(Task description): Your task is to repeat all of the material exactly.

(Exercise materials):

****

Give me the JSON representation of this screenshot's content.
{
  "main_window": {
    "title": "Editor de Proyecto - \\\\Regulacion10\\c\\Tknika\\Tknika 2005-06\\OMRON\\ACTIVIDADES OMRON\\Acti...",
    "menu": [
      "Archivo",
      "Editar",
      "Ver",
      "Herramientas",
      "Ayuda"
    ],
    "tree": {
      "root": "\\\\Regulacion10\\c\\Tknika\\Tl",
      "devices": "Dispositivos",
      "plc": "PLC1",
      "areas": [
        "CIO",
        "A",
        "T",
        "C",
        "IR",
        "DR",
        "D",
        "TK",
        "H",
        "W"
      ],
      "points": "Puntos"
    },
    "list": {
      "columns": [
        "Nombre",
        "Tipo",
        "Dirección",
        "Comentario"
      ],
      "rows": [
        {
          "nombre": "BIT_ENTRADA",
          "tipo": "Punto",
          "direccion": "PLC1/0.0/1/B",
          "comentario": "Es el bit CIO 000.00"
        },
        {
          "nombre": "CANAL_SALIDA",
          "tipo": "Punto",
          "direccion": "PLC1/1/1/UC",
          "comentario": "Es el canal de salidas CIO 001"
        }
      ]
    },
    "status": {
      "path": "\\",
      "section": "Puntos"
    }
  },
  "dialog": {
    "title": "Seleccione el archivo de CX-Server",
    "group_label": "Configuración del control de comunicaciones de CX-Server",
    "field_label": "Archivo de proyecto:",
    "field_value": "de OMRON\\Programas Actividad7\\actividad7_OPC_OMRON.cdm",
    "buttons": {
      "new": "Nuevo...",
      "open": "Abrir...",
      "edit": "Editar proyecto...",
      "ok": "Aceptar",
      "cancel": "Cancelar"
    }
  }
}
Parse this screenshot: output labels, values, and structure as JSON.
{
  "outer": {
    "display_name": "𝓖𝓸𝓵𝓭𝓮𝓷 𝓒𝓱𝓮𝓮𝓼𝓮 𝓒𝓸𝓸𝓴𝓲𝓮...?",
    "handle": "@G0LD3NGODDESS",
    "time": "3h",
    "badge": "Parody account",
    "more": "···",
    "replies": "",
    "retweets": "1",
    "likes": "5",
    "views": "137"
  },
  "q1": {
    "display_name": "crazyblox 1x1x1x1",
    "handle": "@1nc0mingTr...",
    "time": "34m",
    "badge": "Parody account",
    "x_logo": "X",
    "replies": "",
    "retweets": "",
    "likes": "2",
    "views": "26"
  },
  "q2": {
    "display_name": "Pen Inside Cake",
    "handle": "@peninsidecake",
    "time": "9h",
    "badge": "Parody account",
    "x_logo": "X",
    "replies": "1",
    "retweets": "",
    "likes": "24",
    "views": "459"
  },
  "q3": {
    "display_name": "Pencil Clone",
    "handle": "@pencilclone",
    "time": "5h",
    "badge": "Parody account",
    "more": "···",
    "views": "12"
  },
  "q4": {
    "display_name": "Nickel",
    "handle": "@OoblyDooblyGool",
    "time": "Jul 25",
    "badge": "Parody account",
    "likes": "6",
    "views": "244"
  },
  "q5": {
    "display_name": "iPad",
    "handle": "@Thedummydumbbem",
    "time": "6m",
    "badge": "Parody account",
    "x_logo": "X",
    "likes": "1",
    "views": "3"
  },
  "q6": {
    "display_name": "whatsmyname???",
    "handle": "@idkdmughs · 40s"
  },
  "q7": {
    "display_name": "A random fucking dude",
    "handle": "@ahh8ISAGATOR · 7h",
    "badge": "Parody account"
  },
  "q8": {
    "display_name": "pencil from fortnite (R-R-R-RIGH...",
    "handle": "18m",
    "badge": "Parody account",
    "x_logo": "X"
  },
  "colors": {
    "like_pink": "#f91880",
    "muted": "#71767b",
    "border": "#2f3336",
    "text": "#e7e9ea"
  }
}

****

(Response):
Give me the JSON representation of this screenshot's content.
{
  "main_window": {
    "title": "Editor de Proyecto - \\\\Regulacion10\\c\\Tknika\\Tknika 2005-06\\OMRON\\ACTIVIDADES OMRON\\Acti...",
    "menu": [
      "Archivo",
      "Editar",
      "Ver",
      "Herramientas",
      "Ayuda"
    ],
    "tree": {
      "root": "\\\\Regulacion10\\c\\Tknika\\Tl",
      "devices": "Dispositivos",
      "plc": "PLC1",
      "areas": [
        "CIO",
        "A",
        "T",
        "C",
        "IR",
        "DR",
        "D",
        "TK",
        "H",
        "W"
      ],
      "points": "Puntos"
    },
    "list": {
      "columns": [
        "Nombre",
        "Tipo",
        "Dirección",
        "Comentario"
      ],
      "rows": [
        {
          "nombre": "BIT_ENTRADA",
          "tipo": "Punto",
          "direccion": "PLC1/0.0/1/B",
          "comentario": "Es el bit CIO 000.00"
        },
        {
          "nombre": "CANAL_SALIDA",
          "tipo": "Punto",
          "direccion": "PLC1/1/1/UC",
          "comentario": "Es el canal de salidas CIO 001"
        }
      ]
    },
    "status": {
      "path": "\\",
      "section": "Puntos"
    }
  },
  "dialog": {
    "title": "Seleccione el archivo de CX-Server",
    "group_label": "Configuración del control de comunicaciones de CX-Server",
    "field_label": "Archivo de proyecto:",
    "field_value": "de OMRON\\Programas Actividad7\\actividad7_OPC_OMRON.cdm",
    "buttons": {
      "new": "Nuevo...",
      "open": "Abrir...",
      "edit": "Editar proyecto...",
      "ok": "Aceptar",
      "cancel": "Cancelar"
    }
  }
}
Parse this screenshot: output labels, values, and structure as JSON.
{
  "outer": {
    "display_name": "𝓖𝓸𝓵𝓭𝓮𝓷 𝓒𝓱𝓮𝓮𝓼𝓮 𝓒𝓸𝓸𝓴𝓲𝓮...?",
    "handle": "@G0LD3NGODDESS",
    "time": "3h",
    "badge": "Parody account",
    "more": "···",
    "replies": "",
    "retweets": "1",
    "likes": "5",
    "views": "137"
  },
  "q1": {
    "display_name": "crazyblox 1x1x1x1",
    "handle": "@1nc0mingTr...",
    "time": "34m",
    "badge": "Parody account",
    "x_logo": "X",
    "replies": "",
    "retweets": "",
    "likes": "2",
    "views": "26"
  },
  "q2": {
    "display_name": "Pen Inside Cake",
    "handle": "@peninsidecake",
    "time": "9h",
    "badge": "Parody account",
    "x_logo": "X",
    "replies": "1",
    "retweets": "",
    "likes": "24",
    "views": "459"
  },
  "q3": {
    "display_name": "Pencil Clone",
    "handle": "@pencilclone",
    "time": "5h",
    "badge": "Parody account",
    "more": "···",
    "views": "12"
  },
  "q4": {
    "display_name": "Nickel",
    "handle": "@OoblyDooblyGool",
    "time": "Jul 25",
    "badge": "Parody account",
    "likes": "6",
    "views": "244"
  },
  "q5": {
    "display_name": "iPad",
    "handle": "@Thedummydumbbem",
    "time": "6m",
    "badge": "Parody account",
    "x_logo": "X",
    "likes": "1",
    "views": "3"
  },
  "q6": {
    "display_name": "whatsmyname???",
    "handle": "@idkdmughs · 40s"
  },
  "q7": {
    "display_name": "A random fucking dude",
    "handle": "@ahh8ISAGATOR · 7h",
    "badge": "Parody account"
  },
  "q8": {
    "display_name": "pencil from fortnite (R-R-R-RIGH...",
    "handle": "18m",
    "badge": "Parody account",
    "x_logo": "X"
  },
  "colors": {
    "like_pink": "#f91880",
    "muted": "#71767b",
    "border": "#2f3336",
    "text": "#e7e9ea"
  }
}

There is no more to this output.